Records about charts and figures:
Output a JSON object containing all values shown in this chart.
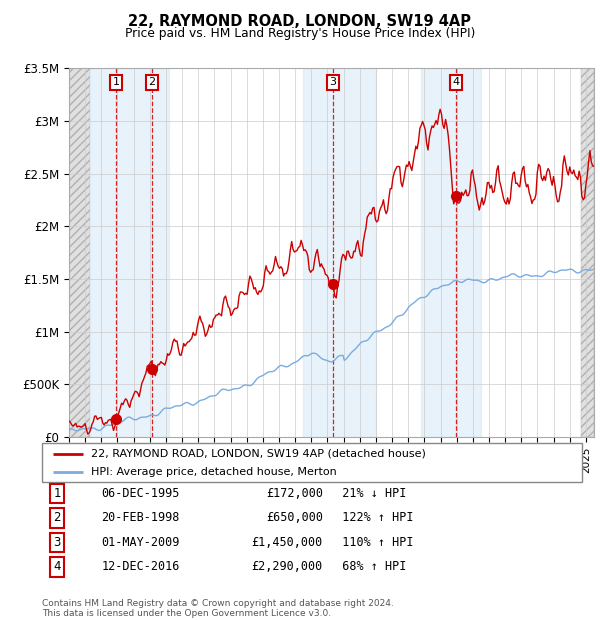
{
  "title": "22, RAYMOND ROAD, LONDON, SW19 4AP",
  "subtitle": "Price paid vs. HM Land Registry's House Price Index (HPI)",
  "ylim": [
    0,
    3500000
  ],
  "yticks": [
    0,
    500000,
    1000000,
    1500000,
    2000000,
    2500000,
    3000000,
    3500000
  ],
  "ytick_labels": [
    "£0",
    "£500K",
    "£1M",
    "£1.5M",
    "£2M",
    "£2.5M",
    "£3M",
    "£3.5M"
  ],
  "xlim_start": 1993.0,
  "xlim_end": 2025.5,
  "sale_color": "#cc0000",
  "hpi_color": "#7aace0",
  "transactions": [
    {
      "num": 1,
      "date_str": "06-DEC-1995",
      "date_x": 1995.92,
      "price": 172000,
      "pct": "21%",
      "dir": "↓"
    },
    {
      "num": 2,
      "date_str": "20-FEB-1998",
      "date_x": 1998.13,
      "price": 650000,
      "pct": "122%",
      "dir": "↑"
    },
    {
      "num": 3,
      "date_str": "01-MAY-2009",
      "date_x": 2009.33,
      "price": 1450000,
      "pct": "110%",
      "dir": "↑"
    },
    {
      "num": 4,
      "date_str": "12-DEC-2016",
      "date_x": 2016.95,
      "price": 2290000,
      "pct": "68%",
      "dir": "↑"
    }
  ],
  "legend_label_sale": "22, RAYMOND ROAD, LONDON, SW19 4AP (detached house)",
  "legend_label_hpi": "HPI: Average price, detached house, Merton",
  "footnote": "Contains HM Land Registry data © Crown copyright and database right 2024.\nThis data is licensed under the Open Government Licence v3.0.",
  "hatch_color": "#d8d8d8",
  "grid_color": "#cccccc",
  "shaded_region_color": "#d8eaf8"
}
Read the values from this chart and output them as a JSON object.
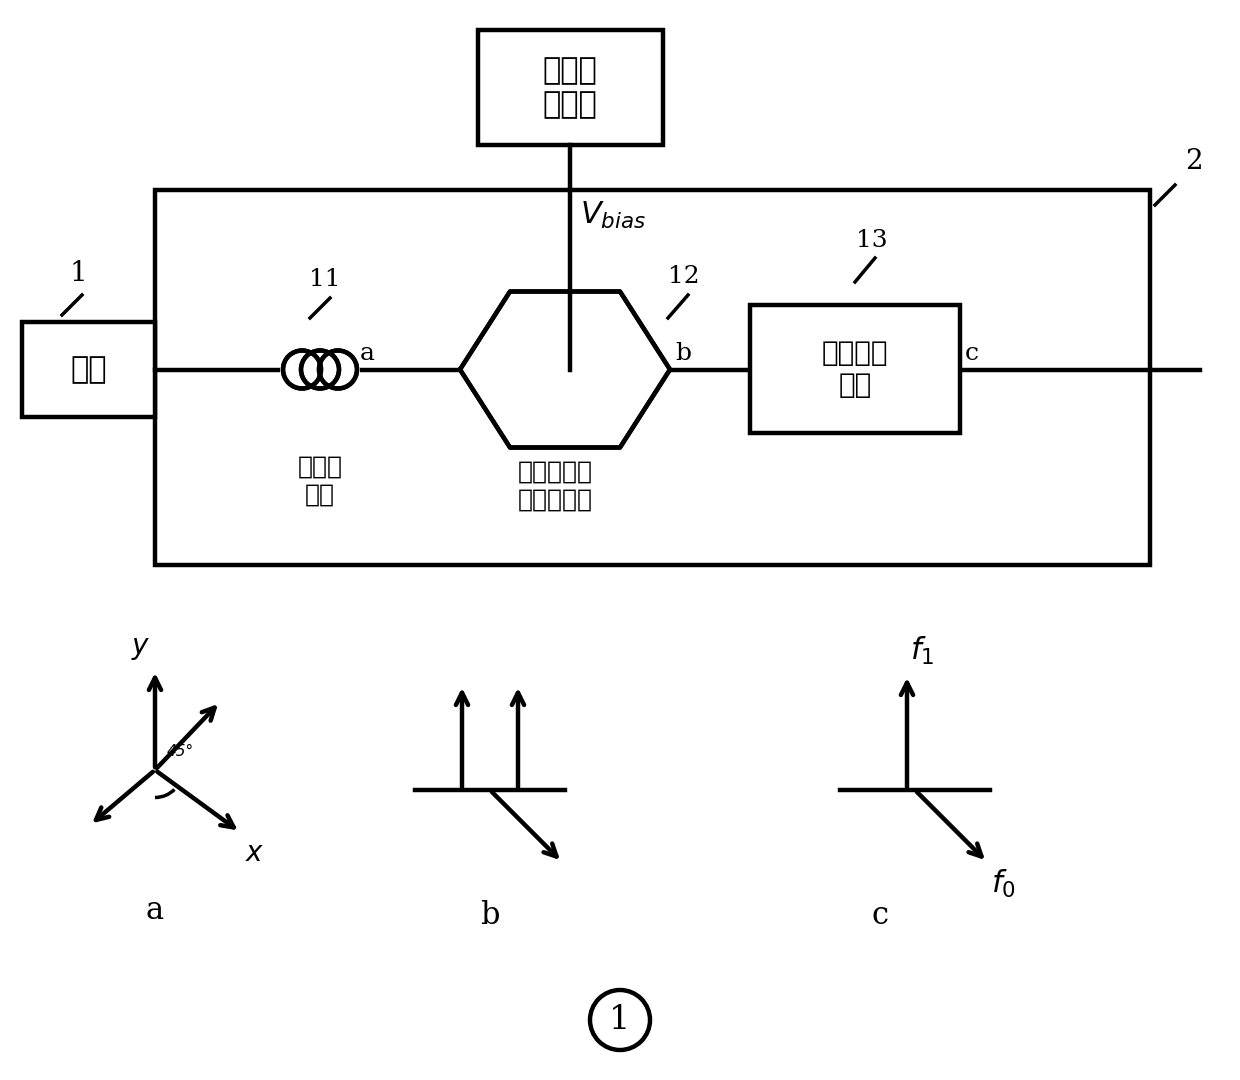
{
  "bg_color": "#ffffff",
  "figsize": [
    12.4,
    10.8
  ],
  "dpi": 100,
  "label_guangyuan": "光源",
  "label_piezhen": "偶振控\n制器",
  "label_mach": "马赫曾德尔\n电光调制器",
  "label_guangdai": "光带通滤\n波器",
  "label_zhendang": "振荡微\n波信号",
  "label_1": "1",
  "label_2": "2",
  "label_11": "11",
  "label_12": "12",
  "label_13": "13",
  "label_a_pt": "a",
  "label_b_pt": "b",
  "label_c_pt": "c",
  "label_a_diag": "a",
  "label_b_diag": "b",
  "label_c_diag": "c",
  "label_vbias": "$\\mathit{V}_{\\mathit{bias}}$",
  "label_x": "$\\mathit{x}$",
  "label_y": "$\\mathit{y}$",
  "label_f0": "$\\mathit{f}_{0}$",
  "label_f1": "$\\mathit{f}_{1}$"
}
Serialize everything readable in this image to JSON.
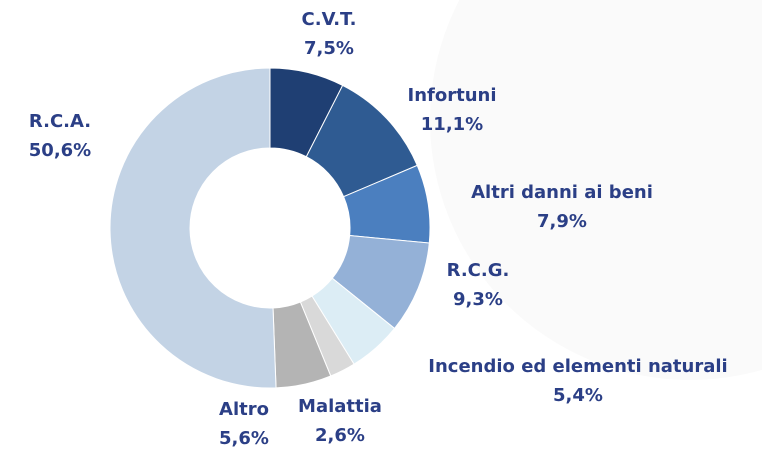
{
  "chart_data": {
    "type": "donut",
    "categories": [
      "C.V.T.",
      "Infortuni",
      "Altri danni ai beni",
      "R.C.G.",
      "Incendio ed elementi naturali",
      "Malattia",
      "Altro",
      "R.C.A."
    ],
    "values": [
      7.5,
      11.1,
      7.9,
      9.3,
      5.4,
      2.6,
      5.6,
      50.6
    ],
    "value_labels": [
      "7,5%",
      "11,1%",
      "7,9%",
      "9,3%",
      "5,4%",
      "2,6%",
      "5,6%",
      "50,6%"
    ],
    "colors": [
      "#1f3f73",
      "#2f5b92",
      "#4b7fbf",
      "#94b1d7",
      "#dcedf5",
      "#d9d9d9",
      "#b4b4b4",
      "#c3d3e5"
    ]
  }
}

→ EXERCISE OBJECTIVE
Locate all lines holding the word "detached", then copy them out.

→ FULL SOLUTION
  "legend_label_sale": "22, RAYMOND ROAD, LONDON, SW19 4AP (detached house)",
  "legend_label_hpi": "HPI: Average price, detached house, Merton",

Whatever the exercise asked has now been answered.